**Set task A:**
Translate this sentence from the proof of Theorem 1 into Spanish: "As mentioned in Sect. 2.1, the indistinguishability between the simulated execution of \(\textsf {Sim}_\mathrm{\Pi }\) and the real execution relies on the security of the underlying PRG."
**Set task B:**
Rewrite the proof of Theorem 1, everything from "A Proof of Theorem" down to "described as follows.", substituting "executions" for "sessions".
**Set task C:**
List every distinct commitment or response value, written with \(\textsf {com}\) or \(\textsf {resp}\), that the proof of Theorem 1 names.

**Text to read:**
>>

A Proof of Theorem 1

Proof

Completeness. This property follows from the correctness of the underlying MPC protocol \(\mathrm{\Pi }\) used in \(\pi ^{F}\) and \(\pi ^{f}\).

Resumable Honest Verifier Zero-Knowledge. We need to consider the simulator for all \(q(\kappa )\) sessions instead of only one, where the simulation for the transcripts generated by \(\pi ^F\) and \(\pi ^{f}\) follows the idea of [38]. Let \(\textsf {Sim}_\mathrm{\Pi }\) denotes the simulator of the MPC protocol \(\mathrm{\Pi }\). The simulator \(\textsf {Sim}\) of \(\varPi _{Res}\) is described as follows.

  • Simulation for initial session \(\textsf {session}(1)\).

    1. 1.

      \(\textsf {Sim}\) chooses random \(\mathcal {C}\) and \(\mathcal {P}\) as the challenge for the preprocessing phase and the online phase respectively.

    2. 2.

      For each instance \(j \not \in \mathcal {C}\), \(\textsf {Sim}\) prepares \(\lambda _{j}\) using \(\{\textsf {state}_{j, i, 1}\}_{i \in [n]}\) and generates the corresponding \(\textsf {resp}_{pre, 1}^{F}\) as an honest prover would do in the preprocessing phase.

    3. 3.

      For each instance \(j \in \mathcal {C}\), \(\textsf {Sim}\) chooses a random masked input for the MPC protocol and \(n - 1\) random states for \(n - 1\) parties determined by \(\mathcal {P}\). Then, \(\textsf {Sim}\) runs \(\textsf {Sim}_\mathrm{\Pi }\) to simulate the views of the n parties during the MPC protocol and computes corresponding \(\textsf {com}_{on, 1}^{F}\). Notice that \(\textsf {Sim}\) can get the corresponding intermediate masked value \(\hat{w}^{\prime }_{j}\) for each instance \(j \in \mathcal {C}\) from the simulated views. As mentioned in Sect. 2.1, the indistinguishability between the simulated execution of \(\textsf {Sim}_\mathrm{\Pi }\) and the real execution relies on the security of the underlying PRG.

    4. 4.

      \(\textsf {Sim}\) computes \(\textsf {com}_{pre, 1}^{F}\) and \(\textsf {resp}_{on, 1}^{F}\) according to the transcripts generated in step 2 and 3. For the generation of \(\textsf {com}_{pre, 1}^{F}\), the state of the party in \(\mathcal {P}\) of each instance can be set by 0-string with appropriate length.

    5. 5.

      \(\textsf {Sim}\) randomly chooses \(\textsf {seed}_{2}^\mathrm{\Delta }\) and \(\{\textsf {state}'_{j, i, 2}\}_{j \in \mathcal {C}, i \in [n]}\), and computes the corresponding commitment \(\textsf {com}_{pre,2}^f\). Generate \(\textsf {com}_{on, 1}\) as the commitment to \(\textsf {com}_{on, 1}^{F}||\textsf {com}_{pre,2}^f||\textsf {seed}_{2}^\mathrm{\Delta }||\{\textsf {state}'_{j, n, 2}\}_{j \in \mathcal {C}}\).

<<

**Record list:**
>>

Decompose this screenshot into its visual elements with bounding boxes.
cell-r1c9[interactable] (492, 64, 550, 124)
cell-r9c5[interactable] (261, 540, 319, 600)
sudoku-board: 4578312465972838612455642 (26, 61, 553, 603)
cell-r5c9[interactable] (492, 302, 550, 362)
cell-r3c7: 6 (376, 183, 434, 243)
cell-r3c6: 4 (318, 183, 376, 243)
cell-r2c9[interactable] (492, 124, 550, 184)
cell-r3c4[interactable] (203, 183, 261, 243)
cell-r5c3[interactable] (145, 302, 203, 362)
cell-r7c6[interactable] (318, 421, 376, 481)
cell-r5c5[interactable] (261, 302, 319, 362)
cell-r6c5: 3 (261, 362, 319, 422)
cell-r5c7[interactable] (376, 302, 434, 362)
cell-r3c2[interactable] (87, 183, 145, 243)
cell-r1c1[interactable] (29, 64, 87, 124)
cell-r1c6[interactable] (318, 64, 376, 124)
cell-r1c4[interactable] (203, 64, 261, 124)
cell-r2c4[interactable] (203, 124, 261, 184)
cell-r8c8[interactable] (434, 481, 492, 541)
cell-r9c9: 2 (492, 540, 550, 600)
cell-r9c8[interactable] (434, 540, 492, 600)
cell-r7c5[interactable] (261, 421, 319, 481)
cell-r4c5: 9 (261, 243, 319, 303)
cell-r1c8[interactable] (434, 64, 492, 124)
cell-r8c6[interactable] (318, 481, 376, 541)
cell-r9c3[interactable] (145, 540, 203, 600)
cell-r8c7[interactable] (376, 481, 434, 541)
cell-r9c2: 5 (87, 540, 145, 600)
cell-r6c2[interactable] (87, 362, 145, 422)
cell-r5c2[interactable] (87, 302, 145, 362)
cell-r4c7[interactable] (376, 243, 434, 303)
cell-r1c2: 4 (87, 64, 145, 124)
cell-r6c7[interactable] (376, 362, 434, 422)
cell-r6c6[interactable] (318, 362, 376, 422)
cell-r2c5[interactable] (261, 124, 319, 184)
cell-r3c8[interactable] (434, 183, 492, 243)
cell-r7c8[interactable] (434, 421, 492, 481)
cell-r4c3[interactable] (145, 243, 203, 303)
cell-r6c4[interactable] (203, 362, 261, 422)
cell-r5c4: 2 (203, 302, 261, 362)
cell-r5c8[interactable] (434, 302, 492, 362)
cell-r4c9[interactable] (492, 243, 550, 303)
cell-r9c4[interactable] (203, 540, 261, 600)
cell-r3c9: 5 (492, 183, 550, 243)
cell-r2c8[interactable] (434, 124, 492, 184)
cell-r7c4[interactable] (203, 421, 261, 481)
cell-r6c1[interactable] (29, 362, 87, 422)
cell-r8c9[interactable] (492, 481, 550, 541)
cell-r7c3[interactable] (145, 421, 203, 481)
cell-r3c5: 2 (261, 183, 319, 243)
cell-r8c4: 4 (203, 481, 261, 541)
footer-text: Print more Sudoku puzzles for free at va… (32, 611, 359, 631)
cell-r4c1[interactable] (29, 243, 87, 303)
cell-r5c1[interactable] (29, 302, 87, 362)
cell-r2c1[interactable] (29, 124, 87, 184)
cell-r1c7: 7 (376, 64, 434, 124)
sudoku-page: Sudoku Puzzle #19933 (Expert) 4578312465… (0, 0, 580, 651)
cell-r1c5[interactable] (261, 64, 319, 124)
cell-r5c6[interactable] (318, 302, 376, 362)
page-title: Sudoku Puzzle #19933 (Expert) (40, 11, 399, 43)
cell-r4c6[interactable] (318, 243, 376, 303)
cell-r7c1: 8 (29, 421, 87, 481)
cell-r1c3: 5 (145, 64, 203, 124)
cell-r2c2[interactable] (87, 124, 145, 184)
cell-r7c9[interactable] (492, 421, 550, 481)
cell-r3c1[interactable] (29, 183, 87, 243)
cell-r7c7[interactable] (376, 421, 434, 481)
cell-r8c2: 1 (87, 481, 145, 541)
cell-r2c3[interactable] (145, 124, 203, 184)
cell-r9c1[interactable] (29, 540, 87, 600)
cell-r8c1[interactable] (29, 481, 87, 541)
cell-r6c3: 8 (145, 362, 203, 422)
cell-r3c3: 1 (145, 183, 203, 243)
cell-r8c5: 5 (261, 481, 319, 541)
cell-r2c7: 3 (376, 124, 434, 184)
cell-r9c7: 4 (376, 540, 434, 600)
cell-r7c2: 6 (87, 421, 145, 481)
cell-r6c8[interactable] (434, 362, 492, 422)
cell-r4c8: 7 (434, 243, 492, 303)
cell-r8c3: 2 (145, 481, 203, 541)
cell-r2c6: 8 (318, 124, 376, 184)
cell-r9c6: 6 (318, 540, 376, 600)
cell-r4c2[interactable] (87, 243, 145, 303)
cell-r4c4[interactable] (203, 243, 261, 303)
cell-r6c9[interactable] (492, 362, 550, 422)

<<

**Task response A:**
Como se mencionó en la Secc. 2.1, la indistinguibilidad entre la ejecución simulada de \(\textsf {Sim}_\mathrm{\Pi }\) y la ejecución real depende de la seguridad del PRG subyacente.

**Task response B:**
A Proof of Theorem 1

Proof

Completeness. This property follows from the correctness of the underlying MPC protocol \(\mathrm{\Pi }\) used in \(\pi ^{F}\) and \(\pi ^{f}\).

Resumable Honest Verifier Zero-Knowledge. We need to consider the simulator for all \(q(\kappa )\) executions instead of only one, where the simulation for the transcripts generated by \(\pi ^F\) and \(\pi ^{f}\) follows the idea of [38]. Let \(\textsf {Sim}_\mathrm{\Pi }\) denotes the simulator of the MPC protocol \(\mathrm{\Pi }\). The simulator \(\textsf {Sim}\) of \(\varPi _{Res}\) is described as follows.

**Task response C:**
\(\textsf {resp}_{pre, 1}^{F}\), \(\textsf {com}_{on, 1}^{F}\), \(\textsf {com}_{pre, 1}^{F}\), \(\textsf {resp}_{on, 1}^{F}\), \(\textsf {com}_{pre,2}^f\), \(\textsf {com}_{on, 1}\)